What is being asked >>
Return the material exactly as supplied, apart from the pictures, which are omitted.

(Records about charts and figures)
>> Begin

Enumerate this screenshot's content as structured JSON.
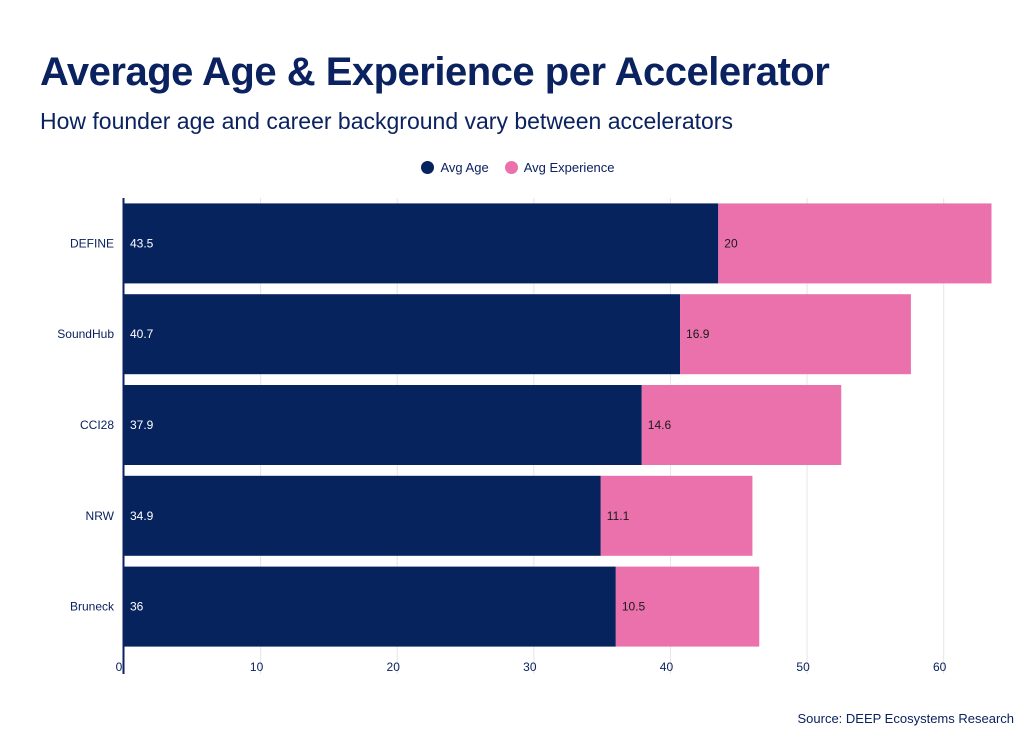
{
  "title": "Average Age & Experience per Accelerator",
  "subtitle": "How founder age and career background vary between accelerators",
  "source": "Source: DEEP Ecosystems Research",
  "colors": {
    "age": "#07235e",
    "experience": "#ea71ac",
    "grid": "#e6e6e6",
    "axis": "#0b2260"
  },
  "chart_data": {
    "type": "bar",
    "orientation": "horizontal",
    "stacked": true,
    "categories": [
      "DEFINE",
      "SoundHub",
      "CCI28",
      "NRW",
      "Bruneck"
    ],
    "series": [
      {
        "name": "Avg Age",
        "values": [
          43.5,
          40.7,
          37.9,
          34.9,
          36
        ],
        "labels": [
          "43.5",
          "40.7",
          "37.9",
          "34.9",
          "36"
        ]
      },
      {
        "name": "Avg Experience",
        "values": [
          20,
          16.9,
          14.6,
          11.1,
          10.5
        ],
        "labels": [
          "20",
          "16.9",
          "14.6",
          "11.1",
          "10.5"
        ]
      }
    ],
    "xlim": [
      0,
      65
    ],
    "xticks": [
      0,
      10,
      20,
      30,
      40,
      50,
      60
    ],
    "legend_position": "top-center",
    "grid": true
  }
}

>> End

Answer to this exercise >>
Enumerate this screenshot's content as structured JSON.
{
  "title": "Average Age & Experience per Accelerator",
  "subtitle": "How founder age and career background vary between accelerators",
  "source": "Source: DEEP Ecosystems Research",
  "colors": {
    "age": "#07235e",
    "experience": "#ea71ac",
    "grid": "#e6e6e6",
    "axis": "#0b2260"
  },
  "chart_data": {
    "type": "bar",
    "orientation": "horizontal",
    "stacked": true,
    "categories": [
      "DEFINE",
      "SoundHub",
      "CCI28",
      "NRW",
      "Bruneck"
    ],
    "series": [
      {
        "name": "Avg Age",
        "values": [
          43.5,
          40.7,
          37.9,
          34.9,
          36
        ],
        "labels": [
          "43.5",
          "40.7",
          "37.9",
          "34.9",
          "36"
        ]
      },
      {
        "name": "Avg Experience",
        "values": [
          20,
          16.9,
          14.6,
          11.1,
          10.5
        ],
        "labels": [
          "20",
          "16.9",
          "14.6",
          "11.1",
          "10.5"
        ]
      }
    ],
    "xlim": [
      0,
      65
    ],
    "xticks": [
      0,
      10,
      20,
      30,
      40,
      50,
      60
    ],
    "legend_position": "top-center",
    "grid": true
  }
}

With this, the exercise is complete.